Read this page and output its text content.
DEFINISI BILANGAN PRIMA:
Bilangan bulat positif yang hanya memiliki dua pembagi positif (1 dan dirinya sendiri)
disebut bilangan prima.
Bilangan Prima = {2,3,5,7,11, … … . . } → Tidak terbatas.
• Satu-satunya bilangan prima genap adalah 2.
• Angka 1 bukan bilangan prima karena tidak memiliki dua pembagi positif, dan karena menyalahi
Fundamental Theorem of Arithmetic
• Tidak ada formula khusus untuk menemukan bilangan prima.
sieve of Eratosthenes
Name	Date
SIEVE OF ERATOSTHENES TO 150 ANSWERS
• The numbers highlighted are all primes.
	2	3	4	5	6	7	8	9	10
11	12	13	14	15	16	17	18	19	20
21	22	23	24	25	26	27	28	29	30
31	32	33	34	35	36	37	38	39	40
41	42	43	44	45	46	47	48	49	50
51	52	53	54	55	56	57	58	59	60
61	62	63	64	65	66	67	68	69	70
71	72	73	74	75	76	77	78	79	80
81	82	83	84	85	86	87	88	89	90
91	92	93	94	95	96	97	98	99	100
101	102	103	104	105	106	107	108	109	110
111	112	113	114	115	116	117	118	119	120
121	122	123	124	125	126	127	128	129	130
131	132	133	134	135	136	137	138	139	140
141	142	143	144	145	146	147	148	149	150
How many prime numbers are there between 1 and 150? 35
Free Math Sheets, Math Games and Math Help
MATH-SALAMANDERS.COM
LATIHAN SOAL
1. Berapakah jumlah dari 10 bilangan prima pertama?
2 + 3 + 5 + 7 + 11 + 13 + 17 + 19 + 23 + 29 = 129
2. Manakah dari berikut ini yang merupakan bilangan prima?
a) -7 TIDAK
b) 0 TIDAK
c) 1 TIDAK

## Instruction
Write out the data again, exactly and in full.

## Exercise solution
Read this page and output its text content.
DEFINISI BILANGAN PRIMA:
Bilangan bulat positif yang hanya memiliki dua pembagi positif (1 dan dirinya sendiri)
disebut bilangan prima.
Bilangan Prima = {2,3,5,7,11, … … . . } → Tidak terbatas.
• Satu-satunya bilangan prima genap adalah 2.
• Angka 1 bukan bilangan prima karena tidak memiliki dua pembagi positif, dan karena menyalahi
Fundamental Theorem of Arithmetic
• Tidak ada formula khusus untuk menemukan bilangan prima.
sieve of Eratosthenes
Name	Date
SIEVE OF ERATOSTHENES TO 150 ANSWERS
• The numbers highlighted are all primes.
	2	3	4	5	6	7	8	9	10
11	12	13	14	15	16	17	18	19	20
21	22	23	24	25	26	27	28	29	30
31	32	33	34	35	36	37	38	39	40
41	42	43	44	45	46	47	48	49	50
51	52	53	54	55	56	57	58	59	60
61	62	63	64	65	66	67	68	69	70
71	72	73	74	75	76	77	78	79	80
81	82	83	84	85	86	87	88	89	90
91	92	93	94	95	96	97	98	99	100
101	102	103	104	105	106	107	108	109	110
111	112	113	114	115	116	117	118	119	120
121	122	123	124	125	126	127	128	129	130
131	132	133	134	135	136	137	138	139	140
141	142	143	144	145	146	147	148	149	150
How many prime numbers are there between 1 and 150? 35
Free Math Sheets, Math Games and Math Help
MATH-SALAMANDERS.COM
LATIHAN SOAL
1. Berapakah jumlah dari 10 bilangan prima pertama?
2 + 3 + 5 + 7 + 11 + 13 + 17 + 19 + 23 + 29 = 129
2. Manakah dari berikut ini yang merupakan bilangan prima?
a) -7 TIDAK
b) 0 TIDAK
c) 1 TIDAK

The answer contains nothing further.